--- TASK DETAILS ---
Copy down every line where the string "image" shows up.

--- ITEMS ---
··········
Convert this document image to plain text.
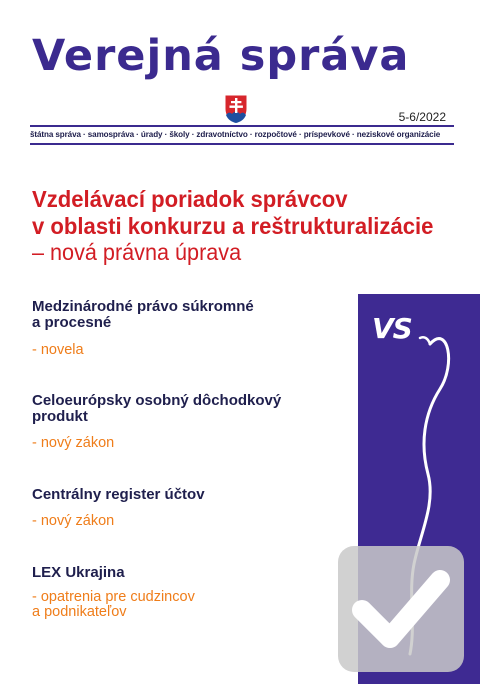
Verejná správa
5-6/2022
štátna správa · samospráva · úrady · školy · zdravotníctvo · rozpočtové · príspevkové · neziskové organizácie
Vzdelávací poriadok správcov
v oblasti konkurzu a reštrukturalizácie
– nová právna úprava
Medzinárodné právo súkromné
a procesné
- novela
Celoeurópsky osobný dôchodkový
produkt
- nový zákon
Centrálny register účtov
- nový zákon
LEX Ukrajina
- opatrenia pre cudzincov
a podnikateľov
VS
··········
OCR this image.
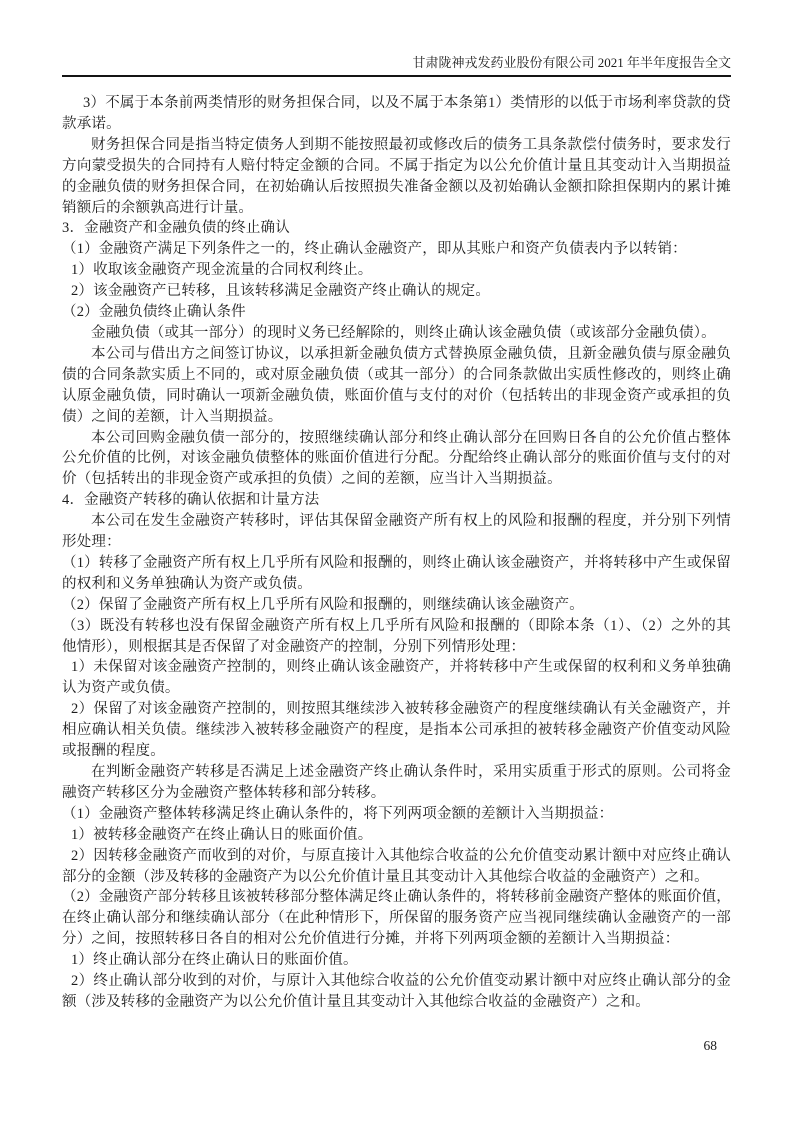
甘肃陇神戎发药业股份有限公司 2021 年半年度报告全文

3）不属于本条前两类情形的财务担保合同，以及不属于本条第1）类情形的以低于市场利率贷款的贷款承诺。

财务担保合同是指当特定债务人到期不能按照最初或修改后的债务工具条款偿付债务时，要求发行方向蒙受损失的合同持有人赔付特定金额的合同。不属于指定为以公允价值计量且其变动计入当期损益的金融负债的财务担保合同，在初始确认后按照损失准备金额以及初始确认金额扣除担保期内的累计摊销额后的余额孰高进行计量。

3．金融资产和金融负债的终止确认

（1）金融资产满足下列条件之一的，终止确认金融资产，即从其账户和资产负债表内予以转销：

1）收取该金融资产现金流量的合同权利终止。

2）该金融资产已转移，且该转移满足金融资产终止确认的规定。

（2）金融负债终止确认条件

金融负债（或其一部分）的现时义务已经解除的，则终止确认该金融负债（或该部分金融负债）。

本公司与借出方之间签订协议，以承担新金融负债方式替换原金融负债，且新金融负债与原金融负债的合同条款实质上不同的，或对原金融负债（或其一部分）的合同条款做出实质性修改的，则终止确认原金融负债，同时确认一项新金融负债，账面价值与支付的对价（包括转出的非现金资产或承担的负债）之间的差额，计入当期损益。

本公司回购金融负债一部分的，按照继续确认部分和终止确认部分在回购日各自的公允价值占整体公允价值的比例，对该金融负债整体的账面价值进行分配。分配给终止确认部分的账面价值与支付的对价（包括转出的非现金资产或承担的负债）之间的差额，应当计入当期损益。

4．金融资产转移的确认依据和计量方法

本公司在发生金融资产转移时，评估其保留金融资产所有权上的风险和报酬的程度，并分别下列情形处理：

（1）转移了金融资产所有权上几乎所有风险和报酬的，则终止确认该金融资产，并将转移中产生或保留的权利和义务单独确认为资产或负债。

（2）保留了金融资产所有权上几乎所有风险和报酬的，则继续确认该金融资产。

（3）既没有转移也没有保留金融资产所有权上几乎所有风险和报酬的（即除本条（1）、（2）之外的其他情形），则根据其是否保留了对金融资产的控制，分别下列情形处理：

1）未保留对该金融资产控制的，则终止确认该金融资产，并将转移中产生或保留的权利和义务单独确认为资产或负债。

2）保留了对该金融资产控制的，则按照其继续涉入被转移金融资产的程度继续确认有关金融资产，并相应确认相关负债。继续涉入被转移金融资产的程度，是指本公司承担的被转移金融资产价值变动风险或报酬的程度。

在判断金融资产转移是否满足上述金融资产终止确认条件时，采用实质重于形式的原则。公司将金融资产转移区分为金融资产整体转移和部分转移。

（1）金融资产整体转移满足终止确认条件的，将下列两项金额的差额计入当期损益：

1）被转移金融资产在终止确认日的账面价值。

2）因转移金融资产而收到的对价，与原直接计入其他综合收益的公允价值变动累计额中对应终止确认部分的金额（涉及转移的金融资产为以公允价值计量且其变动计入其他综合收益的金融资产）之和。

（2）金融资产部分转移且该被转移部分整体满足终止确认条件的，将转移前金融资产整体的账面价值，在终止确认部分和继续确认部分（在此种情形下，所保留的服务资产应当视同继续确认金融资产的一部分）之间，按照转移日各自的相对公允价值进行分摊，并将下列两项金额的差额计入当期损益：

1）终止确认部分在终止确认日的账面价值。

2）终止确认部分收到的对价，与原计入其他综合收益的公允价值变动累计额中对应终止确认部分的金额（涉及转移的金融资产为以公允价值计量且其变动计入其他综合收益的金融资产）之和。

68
··········
--- RESULT OF THE TASK ---
Convert this document image to plain text.
OCR this image.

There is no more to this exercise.